WRITTEN PROBLEM> Your task is to reproduce the material exactly.

********************

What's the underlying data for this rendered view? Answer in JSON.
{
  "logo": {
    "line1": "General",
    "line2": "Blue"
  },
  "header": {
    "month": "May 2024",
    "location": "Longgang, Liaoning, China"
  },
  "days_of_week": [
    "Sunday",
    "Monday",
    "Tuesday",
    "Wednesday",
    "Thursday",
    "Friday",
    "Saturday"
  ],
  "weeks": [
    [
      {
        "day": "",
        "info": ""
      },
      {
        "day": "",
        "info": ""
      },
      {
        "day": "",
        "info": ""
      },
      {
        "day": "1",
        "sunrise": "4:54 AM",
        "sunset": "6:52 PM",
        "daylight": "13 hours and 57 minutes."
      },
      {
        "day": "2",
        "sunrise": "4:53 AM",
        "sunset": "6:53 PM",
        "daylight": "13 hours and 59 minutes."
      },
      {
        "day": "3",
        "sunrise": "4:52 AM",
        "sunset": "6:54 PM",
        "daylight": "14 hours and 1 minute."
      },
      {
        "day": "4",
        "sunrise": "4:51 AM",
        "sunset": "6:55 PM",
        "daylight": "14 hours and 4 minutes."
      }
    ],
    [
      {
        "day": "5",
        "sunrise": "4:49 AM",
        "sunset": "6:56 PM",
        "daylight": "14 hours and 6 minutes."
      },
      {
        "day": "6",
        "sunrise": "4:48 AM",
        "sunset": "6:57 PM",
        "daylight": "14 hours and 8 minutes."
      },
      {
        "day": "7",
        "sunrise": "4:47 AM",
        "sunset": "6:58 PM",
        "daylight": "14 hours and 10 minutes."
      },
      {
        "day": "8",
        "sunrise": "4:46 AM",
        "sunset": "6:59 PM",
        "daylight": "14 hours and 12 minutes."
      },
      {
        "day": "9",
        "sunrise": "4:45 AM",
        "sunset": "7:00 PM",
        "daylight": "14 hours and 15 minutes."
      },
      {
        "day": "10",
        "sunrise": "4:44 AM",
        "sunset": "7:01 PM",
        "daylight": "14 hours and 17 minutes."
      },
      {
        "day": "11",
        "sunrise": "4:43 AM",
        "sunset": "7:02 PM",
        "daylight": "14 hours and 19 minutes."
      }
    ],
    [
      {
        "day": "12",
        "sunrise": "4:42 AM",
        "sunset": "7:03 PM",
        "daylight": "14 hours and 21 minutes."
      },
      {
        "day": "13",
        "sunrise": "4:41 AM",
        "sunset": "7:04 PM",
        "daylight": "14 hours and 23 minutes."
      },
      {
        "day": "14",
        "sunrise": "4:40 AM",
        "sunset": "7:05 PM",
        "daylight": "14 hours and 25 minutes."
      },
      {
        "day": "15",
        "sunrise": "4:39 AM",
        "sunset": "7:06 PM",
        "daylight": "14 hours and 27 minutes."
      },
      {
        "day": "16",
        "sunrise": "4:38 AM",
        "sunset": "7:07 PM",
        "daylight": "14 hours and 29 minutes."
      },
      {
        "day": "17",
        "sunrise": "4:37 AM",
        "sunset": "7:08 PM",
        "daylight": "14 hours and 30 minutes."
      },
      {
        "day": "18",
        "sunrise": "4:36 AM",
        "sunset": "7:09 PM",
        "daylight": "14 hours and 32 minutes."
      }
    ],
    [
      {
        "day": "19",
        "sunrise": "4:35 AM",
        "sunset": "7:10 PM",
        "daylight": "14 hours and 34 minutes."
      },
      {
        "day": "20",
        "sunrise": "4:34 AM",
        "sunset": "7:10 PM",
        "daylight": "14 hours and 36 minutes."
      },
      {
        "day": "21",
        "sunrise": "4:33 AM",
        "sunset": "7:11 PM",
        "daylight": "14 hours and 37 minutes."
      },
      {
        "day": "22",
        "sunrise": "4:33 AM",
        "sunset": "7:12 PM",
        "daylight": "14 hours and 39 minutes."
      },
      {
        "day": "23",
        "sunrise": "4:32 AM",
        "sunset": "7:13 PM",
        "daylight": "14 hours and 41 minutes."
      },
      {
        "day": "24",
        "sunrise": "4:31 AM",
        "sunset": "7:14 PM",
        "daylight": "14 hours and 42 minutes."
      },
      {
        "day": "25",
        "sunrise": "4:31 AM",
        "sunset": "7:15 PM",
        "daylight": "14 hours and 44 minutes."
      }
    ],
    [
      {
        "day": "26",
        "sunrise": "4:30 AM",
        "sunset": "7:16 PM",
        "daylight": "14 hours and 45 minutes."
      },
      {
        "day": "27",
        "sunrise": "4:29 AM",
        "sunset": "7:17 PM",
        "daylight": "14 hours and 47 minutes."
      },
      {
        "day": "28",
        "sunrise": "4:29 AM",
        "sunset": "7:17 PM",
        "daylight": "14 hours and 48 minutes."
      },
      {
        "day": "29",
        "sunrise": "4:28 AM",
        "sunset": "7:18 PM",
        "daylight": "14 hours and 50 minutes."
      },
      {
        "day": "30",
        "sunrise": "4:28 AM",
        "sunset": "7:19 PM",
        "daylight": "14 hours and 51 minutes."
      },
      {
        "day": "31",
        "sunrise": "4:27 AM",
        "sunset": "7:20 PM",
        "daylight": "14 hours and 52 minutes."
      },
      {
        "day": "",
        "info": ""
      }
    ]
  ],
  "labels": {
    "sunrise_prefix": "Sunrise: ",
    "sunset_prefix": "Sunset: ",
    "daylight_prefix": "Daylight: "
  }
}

********************

OUTPUT OF THE EXERCISE>
What's the underlying data for this rendered view? Answer in JSON.
{
  "logo": {
    "line1": "General",
    "line2": "Blue"
  },
  "header": {
    "month": "May 2024",
    "location": "Longgang, Liaoning, China"
  },
  "days_of_week": [
    "Sunday",
    "Monday",
    "Tuesday",
    "Wednesday",
    "Thursday",
    "Friday",
    "Saturday"
  ],
  "weeks": [
    [
      {
        "day": "",
        "info": ""
      },
      {
        "day": "",
        "info": ""
      },
      {
        "day": "",
        "info": ""
      },
      {
        "day": "1",
        "sunrise": "4:54 AM",
        "sunset": "6:52 PM",
        "daylight": "13 hours and 57 minutes."
      },
      {
        "day": "2",
        "sunrise": "4:53 AM",
        "sunset": "6:53 PM",
        "daylight": "13 hours and 59 minutes."
      },
      {
        "day": "3",
        "sunrise": "4:52 AM",
        "sunset": "6:54 PM",
        "daylight": "14 hours and 1 minute."
      },
      {
        "day": "4",
        "sunrise": "4:51 AM",
        "sunset": "6:55 PM",
        "daylight": "14 hours and 4 minutes."
      }
    ],
    [
      {
        "day": "5",
        "sunrise": "4:49 AM",
        "sunset": "6:56 PM",
        "daylight": "14 hours and 6 minutes."
      },
      {
        "day": "6",
        "sunrise": "4:48 AM",
        "sunset": "6:57 PM",
        "daylight": "14 hours and 8 minutes."
      },
      {
        "day": "7",
        "sunrise": "4:47 AM",
        "sunset": "6:58 PM",
        "daylight": "14 hours and 10 minutes."
      },
      {
        "day": "8",
        "sunrise": "4:46 AM",
        "sunset": "6:59 PM",
        "daylight": "14 hours and 12 minutes."
      },
      {
        "day": "9",
        "sunrise": "4:45 AM",
        "sunset": "7:00 PM",
        "daylight": "14 hours and 15 minutes."
      },
      {
        "day": "10",
        "sunrise": "4:44 AM",
        "sunset": "7:01 PM",
        "daylight": "14 hours and 17 minutes."
      },
      {
        "day": "11",
        "sunrise": "4:43 AM",
        "sunset": "7:02 PM",
        "daylight": "14 hours and 19 minutes."
      }
    ],
    [
      {
        "day": "12",
        "sunrise": "4:42 AM",
        "sunset": "7:03 PM",
        "daylight": "14 hours and 21 minutes."
      },
      {
        "day": "13",
        "sunrise": "4:41 AM",
        "sunset": "7:04 PM",
        "daylight": "14 hours and 23 minutes."
      },
      {
        "day": "14",
        "sunrise": "4:40 AM",
        "sunset": "7:05 PM",
        "daylight": "14 hours and 25 minutes."
      },
      {
        "day": "15",
        "sunrise": "4:39 AM",
        "sunset": "7:06 PM",
        "daylight": "14 hours and 27 minutes."
      },
      {
        "day": "16",
        "sunrise": "4:38 AM",
        "sunset": "7:07 PM",
        "daylight": "14 hours and 29 minutes."
      },
      {
        "day": "17",
        "sunrise": "4:37 AM",
        "sunset": "7:08 PM",
        "daylight": "14 hours and 30 minutes."
      },
      {
        "day": "18",
        "sunrise": "4:36 AM",
        "sunset": "7:09 PM",
        "daylight": "14 hours and 32 minutes."
      }
    ],
    [
      {
        "day": "19",
        "sunrise": "4:35 AM",
        "sunset": "7:10 PM",
        "daylight": "14 hours and 34 minutes."
      },
      {
        "day": "20",
        "sunrise": "4:34 AM",
        "sunset": "7:10 PM",
        "daylight": "14 hours and 36 minutes."
      },
      {
        "day": "21",
        "sunrise": "4:33 AM",
        "sunset": "7:11 PM",
        "daylight": "14 hours and 37 minutes."
      },
      {
        "day": "22",
        "sunrise": "4:33 AM",
        "sunset": "7:12 PM",
        "daylight": "14 hours and 39 minutes."
      },
      {
        "day": "23",
        "sunrise": "4:32 AM",
        "sunset": "7:13 PM",
        "daylight": "14 hours and 41 minutes."
      },
      {
        "day": "24",
        "sunrise": "4:31 AM",
        "sunset": "7:14 PM",
        "daylight": "14 hours and 42 minutes."
      },
      {
        "day": "25",
        "sunrise": "4:31 AM",
        "sunset": "7:15 PM",
        "daylight": "14 hours and 44 minutes."
      }
    ],
    [
      {
        "day": "26",
        "sunrise": "4:30 AM",
        "sunset": "7:16 PM",
        "daylight": "14 hours and 45 minutes."
      },
      {
        "day": "27",
        "sunrise": "4:29 AM",
        "sunset": "7:17 PM",
        "daylight": "14 hours and 47 minutes."
      },
      {
        "day": "28",
        "sunrise": "4:29 AM",
        "sunset": "7:17 PM",
        "daylight": "14 hours and 48 minutes."
      },
      {
        "day": "29",
        "sunrise": "4:28 AM",
        "sunset": "7:18 PM",
        "daylight": "14 hours and 50 minutes."
      },
      {
        "day": "30",
        "sunrise": "4:28 AM",
        "sunset": "7:19 PM",
        "daylight": "14 hours and 51 minutes."
      },
      {
        "day": "31",
        "sunrise": "4:27 AM",
        "sunset": "7:20 PM",
        "daylight": "14 hours and 52 minutes."
      },
      {
        "day": "",
        "info": ""
      }
    ]
  ],
  "labels": {
    "sunrise_prefix": "Sunrise: ",
    "sunset_prefix": "Sunset: ",
    "daylight_prefix": "Daylight: "
  }
}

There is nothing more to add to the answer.